======== ENTRIES

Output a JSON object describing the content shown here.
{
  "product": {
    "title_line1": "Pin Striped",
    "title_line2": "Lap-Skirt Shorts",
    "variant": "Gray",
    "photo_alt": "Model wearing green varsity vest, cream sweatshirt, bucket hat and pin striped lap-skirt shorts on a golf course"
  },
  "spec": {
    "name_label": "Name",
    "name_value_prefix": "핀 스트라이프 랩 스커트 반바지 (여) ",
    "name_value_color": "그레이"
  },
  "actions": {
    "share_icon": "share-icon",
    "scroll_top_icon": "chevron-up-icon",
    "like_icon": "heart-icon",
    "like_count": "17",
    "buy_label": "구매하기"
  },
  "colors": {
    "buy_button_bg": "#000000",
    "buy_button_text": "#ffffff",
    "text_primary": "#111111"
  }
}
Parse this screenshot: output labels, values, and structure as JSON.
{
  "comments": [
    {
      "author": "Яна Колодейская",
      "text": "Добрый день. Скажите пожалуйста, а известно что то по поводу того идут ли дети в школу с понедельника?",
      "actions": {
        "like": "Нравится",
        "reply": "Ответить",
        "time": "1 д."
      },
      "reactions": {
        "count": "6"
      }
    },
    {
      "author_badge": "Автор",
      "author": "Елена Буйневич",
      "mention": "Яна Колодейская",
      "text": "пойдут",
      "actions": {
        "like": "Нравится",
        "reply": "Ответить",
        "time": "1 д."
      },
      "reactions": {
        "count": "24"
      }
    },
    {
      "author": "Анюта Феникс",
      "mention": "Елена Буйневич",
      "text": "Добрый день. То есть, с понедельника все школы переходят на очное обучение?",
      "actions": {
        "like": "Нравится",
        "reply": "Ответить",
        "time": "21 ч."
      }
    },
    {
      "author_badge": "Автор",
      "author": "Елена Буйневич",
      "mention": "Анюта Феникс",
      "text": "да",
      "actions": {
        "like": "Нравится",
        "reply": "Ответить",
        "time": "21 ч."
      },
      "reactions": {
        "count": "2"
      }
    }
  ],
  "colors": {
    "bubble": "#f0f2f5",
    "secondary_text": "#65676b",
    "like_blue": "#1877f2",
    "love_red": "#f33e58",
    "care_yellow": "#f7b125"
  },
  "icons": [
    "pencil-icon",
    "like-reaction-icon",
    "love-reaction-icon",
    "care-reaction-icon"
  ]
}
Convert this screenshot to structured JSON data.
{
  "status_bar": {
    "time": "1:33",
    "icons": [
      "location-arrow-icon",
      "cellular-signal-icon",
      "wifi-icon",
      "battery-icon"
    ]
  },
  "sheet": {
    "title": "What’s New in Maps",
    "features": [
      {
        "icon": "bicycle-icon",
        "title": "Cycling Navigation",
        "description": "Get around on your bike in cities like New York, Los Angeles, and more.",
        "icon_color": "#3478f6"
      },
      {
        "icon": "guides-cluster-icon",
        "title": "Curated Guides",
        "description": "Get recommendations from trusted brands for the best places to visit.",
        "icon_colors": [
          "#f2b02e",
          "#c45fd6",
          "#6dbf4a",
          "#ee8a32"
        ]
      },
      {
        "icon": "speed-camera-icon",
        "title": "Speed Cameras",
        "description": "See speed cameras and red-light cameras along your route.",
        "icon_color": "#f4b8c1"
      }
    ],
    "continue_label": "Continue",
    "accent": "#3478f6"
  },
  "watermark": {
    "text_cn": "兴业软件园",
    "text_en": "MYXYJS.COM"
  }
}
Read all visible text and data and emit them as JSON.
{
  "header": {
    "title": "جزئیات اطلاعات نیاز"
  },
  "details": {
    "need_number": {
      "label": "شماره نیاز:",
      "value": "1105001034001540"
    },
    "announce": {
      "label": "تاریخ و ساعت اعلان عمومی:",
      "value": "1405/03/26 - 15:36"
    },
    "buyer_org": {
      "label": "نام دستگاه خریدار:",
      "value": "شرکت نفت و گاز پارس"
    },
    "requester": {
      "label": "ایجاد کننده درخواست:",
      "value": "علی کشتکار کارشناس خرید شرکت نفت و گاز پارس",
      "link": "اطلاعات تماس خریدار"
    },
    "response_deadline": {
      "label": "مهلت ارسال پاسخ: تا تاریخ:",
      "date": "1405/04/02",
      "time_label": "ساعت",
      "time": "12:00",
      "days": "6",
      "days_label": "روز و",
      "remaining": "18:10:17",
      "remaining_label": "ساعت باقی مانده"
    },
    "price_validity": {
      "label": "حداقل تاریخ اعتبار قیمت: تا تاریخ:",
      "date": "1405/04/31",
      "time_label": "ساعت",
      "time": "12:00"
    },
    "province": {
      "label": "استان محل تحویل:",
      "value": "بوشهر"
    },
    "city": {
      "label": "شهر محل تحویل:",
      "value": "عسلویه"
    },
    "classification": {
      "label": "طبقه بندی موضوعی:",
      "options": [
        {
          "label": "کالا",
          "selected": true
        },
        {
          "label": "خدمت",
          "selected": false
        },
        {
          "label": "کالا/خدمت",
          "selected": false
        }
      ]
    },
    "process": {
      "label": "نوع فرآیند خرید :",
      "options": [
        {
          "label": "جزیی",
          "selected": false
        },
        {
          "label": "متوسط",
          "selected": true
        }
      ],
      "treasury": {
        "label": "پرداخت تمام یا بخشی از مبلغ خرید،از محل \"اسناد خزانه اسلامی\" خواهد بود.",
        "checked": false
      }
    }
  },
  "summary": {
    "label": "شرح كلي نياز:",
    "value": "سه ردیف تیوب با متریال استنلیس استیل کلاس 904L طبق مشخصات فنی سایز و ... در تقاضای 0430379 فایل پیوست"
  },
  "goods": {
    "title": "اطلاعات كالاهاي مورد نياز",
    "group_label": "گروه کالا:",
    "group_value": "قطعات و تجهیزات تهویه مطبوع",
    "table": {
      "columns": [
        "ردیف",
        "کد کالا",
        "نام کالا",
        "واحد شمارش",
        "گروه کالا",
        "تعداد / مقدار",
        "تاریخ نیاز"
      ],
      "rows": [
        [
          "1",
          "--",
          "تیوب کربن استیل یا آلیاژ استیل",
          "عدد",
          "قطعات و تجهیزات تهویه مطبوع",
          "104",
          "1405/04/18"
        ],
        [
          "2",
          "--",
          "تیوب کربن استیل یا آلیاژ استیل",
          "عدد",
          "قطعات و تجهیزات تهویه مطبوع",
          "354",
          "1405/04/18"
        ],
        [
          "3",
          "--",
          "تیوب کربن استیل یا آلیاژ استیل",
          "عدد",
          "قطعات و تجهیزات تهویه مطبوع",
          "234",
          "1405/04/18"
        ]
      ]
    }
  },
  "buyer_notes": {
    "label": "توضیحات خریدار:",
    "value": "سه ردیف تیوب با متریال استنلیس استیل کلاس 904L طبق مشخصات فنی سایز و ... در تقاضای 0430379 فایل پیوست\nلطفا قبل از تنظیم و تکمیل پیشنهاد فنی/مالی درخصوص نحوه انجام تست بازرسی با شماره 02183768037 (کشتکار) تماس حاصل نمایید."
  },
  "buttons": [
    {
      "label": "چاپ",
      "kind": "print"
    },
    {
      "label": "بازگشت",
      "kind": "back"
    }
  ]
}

================

§ **WHAT IS NEEDED**
Report how many lines above hold the string "your", giving nothing but the number.

§ **WRITTEN ANSWER**
2